***** PROVIDED RECORDS *****

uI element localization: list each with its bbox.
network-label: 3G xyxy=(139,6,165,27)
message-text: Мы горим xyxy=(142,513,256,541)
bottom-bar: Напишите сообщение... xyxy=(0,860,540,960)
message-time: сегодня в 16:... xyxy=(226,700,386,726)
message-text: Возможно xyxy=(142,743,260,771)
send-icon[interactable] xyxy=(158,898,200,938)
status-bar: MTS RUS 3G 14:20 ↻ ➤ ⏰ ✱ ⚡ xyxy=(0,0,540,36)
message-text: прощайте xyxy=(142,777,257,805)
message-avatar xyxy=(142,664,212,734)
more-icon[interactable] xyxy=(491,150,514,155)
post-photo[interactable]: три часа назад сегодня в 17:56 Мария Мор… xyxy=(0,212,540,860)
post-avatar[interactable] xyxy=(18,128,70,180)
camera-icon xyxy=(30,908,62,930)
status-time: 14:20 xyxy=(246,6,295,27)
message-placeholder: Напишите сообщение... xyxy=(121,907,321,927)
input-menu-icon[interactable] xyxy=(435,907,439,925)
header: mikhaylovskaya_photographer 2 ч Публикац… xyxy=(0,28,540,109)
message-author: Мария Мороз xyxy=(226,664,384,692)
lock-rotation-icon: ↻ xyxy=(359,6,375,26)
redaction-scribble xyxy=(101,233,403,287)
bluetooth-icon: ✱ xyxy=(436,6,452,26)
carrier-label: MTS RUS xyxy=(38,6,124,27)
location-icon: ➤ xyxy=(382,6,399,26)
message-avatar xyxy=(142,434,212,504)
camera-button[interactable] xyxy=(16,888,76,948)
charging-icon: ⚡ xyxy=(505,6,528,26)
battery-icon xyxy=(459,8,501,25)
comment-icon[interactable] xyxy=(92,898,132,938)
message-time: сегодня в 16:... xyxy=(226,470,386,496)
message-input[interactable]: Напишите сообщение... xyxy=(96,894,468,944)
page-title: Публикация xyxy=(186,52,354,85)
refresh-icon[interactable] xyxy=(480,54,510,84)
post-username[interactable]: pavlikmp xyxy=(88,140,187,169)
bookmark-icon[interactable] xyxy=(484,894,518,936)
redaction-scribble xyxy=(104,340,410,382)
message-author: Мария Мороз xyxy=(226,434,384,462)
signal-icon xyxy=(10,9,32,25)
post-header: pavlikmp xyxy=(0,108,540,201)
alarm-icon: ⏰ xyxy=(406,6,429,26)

*****

* **INSTRUCTIONS FOR THE TASK**: Please copy the entries above word for word, beginning with the first line and stopping after the line that contains "carrier-label: MTS RUS xyxy=(38,6,124,27)".

* **SOLUTION TO THE EXERCISE**:
uI element localization: list each with its bbox.
network-label: 3G xyxy=(139,6,165,27)
message-text: Мы горим xyxy=(142,513,256,541)
bottom-bar: Напишите сообщение... xyxy=(0,860,540,960)
message-time: сегодня в 16:... xyxy=(226,700,386,726)
message-text: Возможно xyxy=(142,743,260,771)
send-icon[interactable] xyxy=(158,898,200,938)
status-bar: MTS RUS 3G 14:20 ↻ ➤ ⏰ ✱ ⚡ xyxy=(0,0,540,36)
message-text: прощайте xyxy=(142,777,257,805)
message-avatar xyxy=(142,664,212,734)
more-icon[interactable] xyxy=(491,150,514,155)
post-photo[interactable]: три часа назад сегодня в 17:56 Мария Мор… xyxy=(0,212,540,860)
post-avatar[interactable] xyxy=(18,128,70,180)
camera-icon xyxy=(30,908,62,930)
status-time: 14:20 xyxy=(246,6,295,27)
message-placeholder: Напишите сообщение... xyxy=(121,907,321,927)
input-menu-icon[interactable] xyxy=(435,907,439,925)
header: mikhaylovskaya_photographer 2 ч Публикац… xyxy=(0,28,540,109)
message-author: Мария Мороз xyxy=(226,664,384,692)
lock-rotation-icon: ↻ xyxy=(359,6,375,26)
redaction-scribble xyxy=(101,233,403,287)
bluetooth-icon: ✱ xyxy=(436,6,452,26)
carrier-label: MTS RUS xyxy=(38,6,124,27)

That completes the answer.